## EXERCISE AIM
Copy the data below word for word, from its first line through the line that contains "abuser-job-cell: ＊ (498, 362, 585, 407)", and include that line.

--- start SOURCE MATERIAL ---

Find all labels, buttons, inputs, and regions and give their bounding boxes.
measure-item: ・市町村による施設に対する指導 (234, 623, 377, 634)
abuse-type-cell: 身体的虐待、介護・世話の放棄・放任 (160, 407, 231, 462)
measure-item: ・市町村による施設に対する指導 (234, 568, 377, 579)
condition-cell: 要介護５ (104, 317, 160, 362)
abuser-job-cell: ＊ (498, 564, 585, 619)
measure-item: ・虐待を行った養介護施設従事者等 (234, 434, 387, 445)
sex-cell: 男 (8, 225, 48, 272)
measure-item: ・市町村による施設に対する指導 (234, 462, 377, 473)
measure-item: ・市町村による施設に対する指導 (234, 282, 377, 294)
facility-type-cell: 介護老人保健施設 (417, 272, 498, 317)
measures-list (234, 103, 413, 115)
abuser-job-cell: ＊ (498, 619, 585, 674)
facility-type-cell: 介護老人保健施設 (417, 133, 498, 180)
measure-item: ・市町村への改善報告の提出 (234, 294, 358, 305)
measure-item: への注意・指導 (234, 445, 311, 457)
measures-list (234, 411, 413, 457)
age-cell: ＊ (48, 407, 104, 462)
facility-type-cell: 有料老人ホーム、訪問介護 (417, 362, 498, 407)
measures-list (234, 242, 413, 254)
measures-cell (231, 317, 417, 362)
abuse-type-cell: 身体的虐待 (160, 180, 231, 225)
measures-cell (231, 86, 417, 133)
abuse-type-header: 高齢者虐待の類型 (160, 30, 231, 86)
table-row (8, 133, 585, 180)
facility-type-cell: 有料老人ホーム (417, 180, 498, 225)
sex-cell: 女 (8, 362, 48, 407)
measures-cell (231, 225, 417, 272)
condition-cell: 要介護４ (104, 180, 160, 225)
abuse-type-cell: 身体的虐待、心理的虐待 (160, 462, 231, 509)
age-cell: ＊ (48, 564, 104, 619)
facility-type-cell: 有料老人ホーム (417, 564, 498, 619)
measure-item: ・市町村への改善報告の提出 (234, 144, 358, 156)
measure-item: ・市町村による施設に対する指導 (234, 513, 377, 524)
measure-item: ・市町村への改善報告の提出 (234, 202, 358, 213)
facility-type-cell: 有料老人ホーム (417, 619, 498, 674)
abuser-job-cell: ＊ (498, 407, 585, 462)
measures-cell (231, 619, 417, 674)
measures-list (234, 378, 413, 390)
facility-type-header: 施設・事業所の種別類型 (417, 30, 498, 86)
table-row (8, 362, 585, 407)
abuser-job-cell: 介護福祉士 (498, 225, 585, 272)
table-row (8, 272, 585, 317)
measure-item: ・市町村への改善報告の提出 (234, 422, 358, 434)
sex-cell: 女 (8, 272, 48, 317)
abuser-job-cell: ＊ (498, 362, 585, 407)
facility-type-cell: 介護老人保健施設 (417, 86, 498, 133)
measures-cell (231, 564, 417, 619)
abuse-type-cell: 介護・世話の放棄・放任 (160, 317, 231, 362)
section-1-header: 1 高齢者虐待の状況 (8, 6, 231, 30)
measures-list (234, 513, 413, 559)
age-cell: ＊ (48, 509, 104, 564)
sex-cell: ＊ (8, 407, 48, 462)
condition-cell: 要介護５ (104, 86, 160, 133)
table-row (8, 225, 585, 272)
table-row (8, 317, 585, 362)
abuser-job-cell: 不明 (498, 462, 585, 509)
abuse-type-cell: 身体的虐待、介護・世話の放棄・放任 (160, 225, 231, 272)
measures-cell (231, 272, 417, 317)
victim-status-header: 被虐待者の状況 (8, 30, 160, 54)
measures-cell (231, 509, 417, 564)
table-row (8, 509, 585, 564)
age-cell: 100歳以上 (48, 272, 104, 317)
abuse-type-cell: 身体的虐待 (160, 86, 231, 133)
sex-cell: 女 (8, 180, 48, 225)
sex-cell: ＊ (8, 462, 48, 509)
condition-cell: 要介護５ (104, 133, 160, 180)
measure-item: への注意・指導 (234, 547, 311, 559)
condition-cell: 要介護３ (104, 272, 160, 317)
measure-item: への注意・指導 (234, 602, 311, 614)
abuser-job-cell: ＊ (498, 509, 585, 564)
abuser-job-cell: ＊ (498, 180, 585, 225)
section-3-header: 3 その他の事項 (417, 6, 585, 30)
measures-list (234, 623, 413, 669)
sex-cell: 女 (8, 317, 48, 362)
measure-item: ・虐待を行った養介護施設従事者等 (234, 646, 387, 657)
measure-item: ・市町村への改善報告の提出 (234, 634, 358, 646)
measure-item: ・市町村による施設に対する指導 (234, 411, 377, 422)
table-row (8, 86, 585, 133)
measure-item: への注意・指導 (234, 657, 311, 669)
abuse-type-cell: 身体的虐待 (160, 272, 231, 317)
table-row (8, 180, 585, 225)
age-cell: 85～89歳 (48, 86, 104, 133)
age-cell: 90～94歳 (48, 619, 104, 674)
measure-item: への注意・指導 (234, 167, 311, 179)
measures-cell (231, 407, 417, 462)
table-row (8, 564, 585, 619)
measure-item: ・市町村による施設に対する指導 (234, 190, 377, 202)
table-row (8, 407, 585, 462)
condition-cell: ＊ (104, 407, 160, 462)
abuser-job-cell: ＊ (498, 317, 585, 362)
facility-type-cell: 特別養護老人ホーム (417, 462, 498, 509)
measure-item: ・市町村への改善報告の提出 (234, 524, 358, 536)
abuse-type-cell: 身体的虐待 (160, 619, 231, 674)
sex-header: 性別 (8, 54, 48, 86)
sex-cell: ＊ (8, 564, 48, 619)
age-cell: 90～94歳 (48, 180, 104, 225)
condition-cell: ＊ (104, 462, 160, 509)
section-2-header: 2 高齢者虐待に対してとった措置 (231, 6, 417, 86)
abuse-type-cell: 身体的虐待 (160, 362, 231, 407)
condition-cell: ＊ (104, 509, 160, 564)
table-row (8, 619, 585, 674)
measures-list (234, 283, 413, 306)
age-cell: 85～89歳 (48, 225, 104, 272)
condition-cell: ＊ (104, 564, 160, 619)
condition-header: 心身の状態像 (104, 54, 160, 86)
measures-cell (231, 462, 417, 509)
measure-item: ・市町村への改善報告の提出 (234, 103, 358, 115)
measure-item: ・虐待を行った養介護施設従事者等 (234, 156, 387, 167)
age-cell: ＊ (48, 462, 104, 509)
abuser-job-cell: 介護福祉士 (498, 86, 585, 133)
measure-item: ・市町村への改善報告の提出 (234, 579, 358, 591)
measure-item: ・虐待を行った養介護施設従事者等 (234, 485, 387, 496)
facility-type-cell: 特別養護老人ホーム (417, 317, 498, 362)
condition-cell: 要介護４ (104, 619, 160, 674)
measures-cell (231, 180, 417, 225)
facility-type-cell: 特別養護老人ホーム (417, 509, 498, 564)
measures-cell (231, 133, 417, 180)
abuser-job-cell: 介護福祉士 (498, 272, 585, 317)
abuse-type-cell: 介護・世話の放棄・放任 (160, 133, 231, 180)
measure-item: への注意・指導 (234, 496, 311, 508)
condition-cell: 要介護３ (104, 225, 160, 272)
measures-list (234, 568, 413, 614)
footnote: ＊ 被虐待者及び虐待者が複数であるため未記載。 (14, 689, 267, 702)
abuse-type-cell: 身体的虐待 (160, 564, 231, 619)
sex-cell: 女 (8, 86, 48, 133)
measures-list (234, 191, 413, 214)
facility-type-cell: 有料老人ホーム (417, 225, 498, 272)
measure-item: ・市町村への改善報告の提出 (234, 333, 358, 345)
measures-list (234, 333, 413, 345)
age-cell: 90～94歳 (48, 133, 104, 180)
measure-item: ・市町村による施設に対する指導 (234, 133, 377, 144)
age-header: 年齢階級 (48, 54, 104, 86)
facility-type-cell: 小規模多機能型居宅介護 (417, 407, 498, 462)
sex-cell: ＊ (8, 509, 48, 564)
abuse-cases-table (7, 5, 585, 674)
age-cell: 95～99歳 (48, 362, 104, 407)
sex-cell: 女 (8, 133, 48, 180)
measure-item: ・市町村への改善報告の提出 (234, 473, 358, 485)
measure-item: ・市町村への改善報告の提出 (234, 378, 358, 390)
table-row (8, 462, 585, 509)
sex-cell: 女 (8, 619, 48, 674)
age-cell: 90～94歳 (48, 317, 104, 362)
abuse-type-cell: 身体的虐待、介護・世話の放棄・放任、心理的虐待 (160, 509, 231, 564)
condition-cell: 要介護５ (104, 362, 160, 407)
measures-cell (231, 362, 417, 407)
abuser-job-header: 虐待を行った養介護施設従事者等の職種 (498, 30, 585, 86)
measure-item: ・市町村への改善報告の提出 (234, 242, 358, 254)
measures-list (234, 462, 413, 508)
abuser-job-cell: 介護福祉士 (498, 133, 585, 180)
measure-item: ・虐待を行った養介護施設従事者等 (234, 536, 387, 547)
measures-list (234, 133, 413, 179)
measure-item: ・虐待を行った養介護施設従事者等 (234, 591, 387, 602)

--- end SOURCE MATERIAL ---

## FINISHED ANSWER
Find all labels, buttons, inputs, and regions and give their bounding boxes.
measure-item: ・市町村による施設に対する指導 (234, 623, 377, 634)
abuse-type-cell: 身体的虐待、介護・世話の放棄・放任 (160, 407, 231, 462)
measure-item: ・市町村による施設に対する指導 (234, 568, 377, 579)
condition-cell: 要介護５ (104, 317, 160, 362)
abuser-job-cell: ＊ (498, 564, 585, 619)
measure-item: ・虐待を行った養介護施設従事者等 (234, 434, 387, 445)
sex-cell: 男 (8, 225, 48, 272)
measure-item: ・市町村による施設に対する指導 (234, 462, 377, 473)
measure-item: ・市町村による施設に対する指導 (234, 282, 377, 294)
facility-type-cell: 介護老人保健施設 (417, 272, 498, 317)
measures-list (234, 103, 413, 115)
abuser-job-cell: ＊ (498, 619, 585, 674)
facility-type-cell: 介護老人保健施設 (417, 133, 498, 180)
measure-item: ・市町村への改善報告の提出 (234, 294, 358, 305)
measure-item: への注意・指導 (234, 445, 311, 457)
measures-list (234, 411, 413, 457)
age-cell: ＊ (48, 407, 104, 462)
facility-type-cell: 有料老人ホーム、訪問介護 (417, 362, 498, 407)
measures-list (234, 242, 413, 254)
measures-cell (231, 317, 417, 362)
abuse-type-cell: 身体的虐待 (160, 180, 231, 225)
measures-cell (231, 86, 417, 133)
abuse-type-header: 高齢者虐待の類型 (160, 30, 231, 86)
table-row (8, 133, 585, 180)
facility-type-cell: 有料老人ホーム (417, 180, 498, 225)
sex-cell: 女 (8, 362, 48, 407)
measures-cell (231, 225, 417, 272)
condition-cell: 要介護４ (104, 180, 160, 225)
abuse-type-cell: 身体的虐待、心理的虐待 (160, 462, 231, 509)
age-cell: ＊ (48, 564, 104, 619)
facility-type-cell: 有料老人ホーム (417, 564, 498, 619)
measure-item: ・市町村への改善報告の提出 (234, 144, 358, 156)
measure-item: ・市町村による施設に対する指導 (234, 513, 377, 524)
measure-item: ・市町村への改善報告の提出 (234, 202, 358, 213)
facility-type-cell: 有料老人ホーム (417, 619, 498, 674)
abuser-job-cell: ＊ (498, 407, 585, 462)
measures-cell (231, 619, 417, 674)
measures-list (234, 378, 413, 390)
facility-type-header: 施設・事業所の種別類型 (417, 30, 498, 86)
table-row (8, 362, 585, 407)
abuser-job-cell: 介護福祉士 (498, 225, 585, 272)
table-row (8, 272, 585, 317)
measure-item: ・市町村への改善報告の提出 (234, 422, 358, 434)
sex-cell: 女 (8, 272, 48, 317)
abuser-job-cell: ＊ (498, 362, 585, 407)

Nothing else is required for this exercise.